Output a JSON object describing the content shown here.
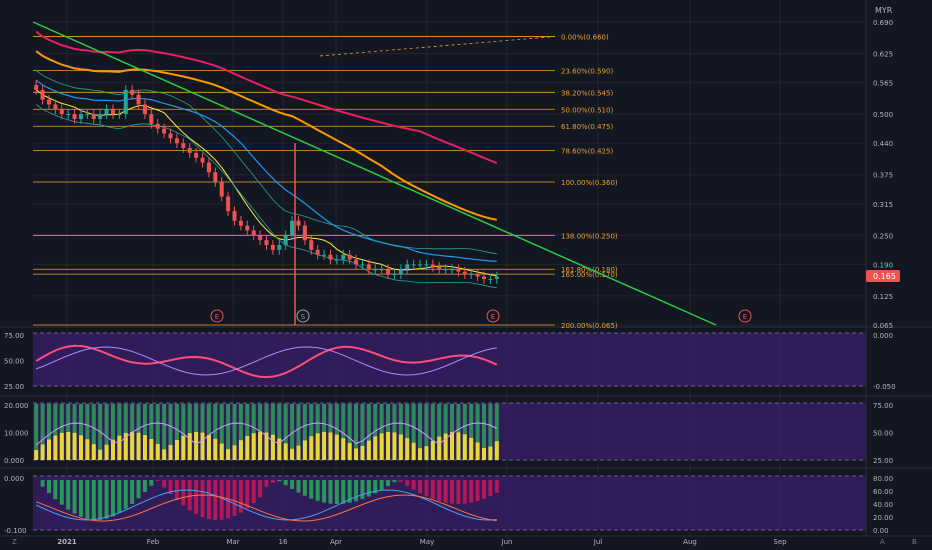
{
  "colors": {
    "background": "#131722",
    "grid": "#1f2430",
    "fib_line": "#f0a030",
    "fib_text": "#f0a030",
    "trendline": "#2ecc40",
    "up_candle": "#26a69a",
    "down_candle": "#ef5350",
    "ma_red": "#e91e63",
    "ma_orange": "#ff9800",
    "ma_blue": "#2196f3",
    "ma_yellow": "#ffeb3b",
    "band_teal": "#26a69a",
    "panel_purple": "#3b1f6b",
    "price_badge": "#ef5350",
    "axis_text": "#b2b5be"
  },
  "chart_data": [
    {
      "type": "candlestick",
      "currency": "MYR",
      "y_ticks": [
        "0.690",
        "0.625",
        "0.565",
        "0.500",
        "0.440",
        "0.375",
        "0.315",
        "0.250",
        "0.190",
        "0.125",
        "0.065"
      ],
      "ylim": [
        0.065,
        0.69
      ],
      "x_ticks": [
        "2021",
        "Feb",
        "Mar",
        "16",
        "Apr",
        "May",
        "Jun",
        "Jul",
        "Aug",
        "Sep"
      ],
      "last_price": "0.165",
      "fib_levels": [
        {
          "label": "0.00%(0.660)",
          "value": 0.66
        },
        {
          "label": "23.60%(0.590)",
          "value": 0.59
        },
        {
          "label": "38.20%(0.545)",
          "value": 0.545
        },
        {
          "label": "50.00%(0.510)",
          "value": 0.51
        },
        {
          "label": "61.80%(0.475)",
          "value": 0.475
        },
        {
          "label": "78.60%(0.425)",
          "value": 0.425
        },
        {
          "label": "100.00%(0.360)",
          "value": 0.36
        },
        {
          "label": "138.00%(0.250)",
          "value": 0.25
        },
        {
          "label": "161.80%(0.180)",
          "value": 0.18
        },
        {
          "label": "165.00%(0.170)",
          "value": 0.17
        },
        {
          "label": "200.00%(0.065)",
          "value": 0.065
        }
      ],
      "events": [
        "E",
        "E",
        "S",
        "E",
        "E"
      ],
      "closes": [
        0.55,
        0.53,
        0.52,
        0.51,
        0.5,
        0.5,
        0.49,
        0.5,
        0.5,
        0.49,
        0.5,
        0.51,
        0.5,
        0.5,
        0.55,
        0.54,
        0.52,
        0.5,
        0.48,
        0.47,
        0.46,
        0.45,
        0.44,
        0.43,
        0.42,
        0.41,
        0.4,
        0.38,
        0.36,
        0.33,
        0.3,
        0.28,
        0.27,
        0.26,
        0.25,
        0.24,
        0.23,
        0.22,
        0.23,
        0.25,
        0.28,
        0.27,
        0.24,
        0.22,
        0.21,
        0.21,
        0.2,
        0.2,
        0.21,
        0.2,
        0.19,
        0.19,
        0.18,
        0.18,
        0.18,
        0.17,
        0.17,
        0.18,
        0.19,
        0.19,
        0.19,
        0.19,
        0.185,
        0.18,
        0.18,
        0.18,
        0.175,
        0.17,
        0.17,
        0.165,
        0.16,
        0.16,
        0.165
      ]
    },
    {
      "type": "line",
      "panel": "stochastic",
      "y_ticks": [
        "75.00",
        "50.00",
        "25.00"
      ],
      "right_ticks": [
        "0.000",
        "-0.050"
      ]
    },
    {
      "type": "bar",
      "panel": "volume",
      "y_ticks": [
        "20.000",
        "10.000",
        "0.000"
      ],
      "right_ticks": [
        "75.00",
        "50.00",
        "25.00"
      ]
    },
    {
      "type": "bar",
      "panel": "macd",
      "y_ticks": [
        "0.000",
        "-0.100"
      ],
      "right_ticks": [
        "80.00",
        "60.00",
        "40.00",
        "20.00",
        "0.00"
      ]
    }
  ],
  "corner_labels": {
    "left": "Z",
    "a": "A",
    "b": "B"
  }
}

▸ WHAT THE TASK REQUIRES
Every line of the data above should be quoted exactly. Omit the pictures.

▸ OUTPUT BELOW
Output a JSON object describing the content shown here.
{
  "colors": {
    "background": "#131722",
    "grid": "#1f2430",
    "fib_line": "#f0a030",
    "fib_text": "#f0a030",
    "trendline": "#2ecc40",
    "up_candle": "#26a69a",
    "down_candle": "#ef5350",
    "ma_red": "#e91e63",
    "ma_orange": "#ff9800",
    "ma_blue": "#2196f3",
    "ma_yellow": "#ffeb3b",
    "band_teal": "#26a69a",
    "panel_purple": "#3b1f6b",
    "price_badge": "#ef5350",
    "axis_text": "#b2b5be"
  },
  "chart_data": [
    {
      "type": "candlestick",
      "currency": "MYR",
      "y_ticks": [
        "0.690",
        "0.625",
        "0.565",
        "0.500",
        "0.440",
        "0.375",
        "0.315",
        "0.250",
        "0.190",
        "0.125",
        "0.065"
      ],
      "ylim": [
        0.065,
        0.69
      ],
      "x_ticks": [
        "2021",
        "Feb",
        "Mar",
        "16",
        "Apr",
        "May",
        "Jun",
        "Jul",
        "Aug",
        "Sep"
      ],
      "last_price": "0.165",
      "fib_levels": [
        {
          "label": "0.00%(0.660)",
          "value": 0.66
        },
        {
          "label": "23.60%(0.590)",
          "value": 0.59
        },
        {
          "label": "38.20%(0.545)",
          "value": 0.545
        },
        {
          "label": "50.00%(0.510)",
          "value": 0.51
        },
        {
          "label": "61.80%(0.475)",
          "value": 0.475
        },
        {
          "label": "78.60%(0.425)",
          "value": 0.425
        },
        {
          "label": "100.00%(0.360)",
          "value": 0.36
        },
        {
          "label": "138.00%(0.250)",
          "value": 0.25
        },
        {
          "label": "161.80%(0.180)",
          "value": 0.18
        },
        {
          "label": "165.00%(0.170)",
          "value": 0.17
        },
        {
          "label": "200.00%(0.065)",
          "value": 0.065
        }
      ],
      "events": [
        "E",
        "E",
        "S",
        "E",
        "E"
      ],
      "closes": [
        0.55,
        0.53,
        0.52,
        0.51,
        0.5,
        0.5,
        0.49,
        0.5,
        0.5,
        0.49,
        0.5,
        0.51,
        0.5,
        0.5,
        0.55,
        0.54,
        0.52,
        0.5,
        0.48,
        0.47,
        0.46,
        0.45,
        0.44,
        0.43,
        0.42,
        0.41,
        0.4,
        0.38,
        0.36,
        0.33,
        0.3,
        0.28,
        0.27,
        0.26,
        0.25,
        0.24,
        0.23,
        0.22,
        0.23,
        0.25,
        0.28,
        0.27,
        0.24,
        0.22,
        0.21,
        0.21,
        0.2,
        0.2,
        0.21,
        0.2,
        0.19,
        0.19,
        0.18,
        0.18,
        0.18,
        0.17,
        0.17,
        0.18,
        0.19,
        0.19,
        0.19,
        0.19,
        0.185,
        0.18,
        0.18,
        0.18,
        0.175,
        0.17,
        0.17,
        0.165,
        0.16,
        0.16,
        0.165
      ]
    },
    {
      "type": "line",
      "panel": "stochastic",
      "y_ticks": [
        "75.00",
        "50.00",
        "25.00"
      ],
      "right_ticks": [
        "0.000",
        "-0.050"
      ]
    },
    {
      "type": "bar",
      "panel": "volume",
      "y_ticks": [
        "20.000",
        "10.000",
        "0.000"
      ],
      "right_ticks": [
        "75.00",
        "50.00",
        "25.00"
      ]
    },
    {
      "type": "bar",
      "panel": "macd",
      "y_ticks": [
        "0.000",
        "-0.100"
      ],
      "right_ticks": [
        "80.00",
        "60.00",
        "40.00",
        "20.00",
        "0.00"
      ]
    }
  ],
  "corner_labels": {
    "left": "Z",
    "a": "A",
    "b": "B"
  }
}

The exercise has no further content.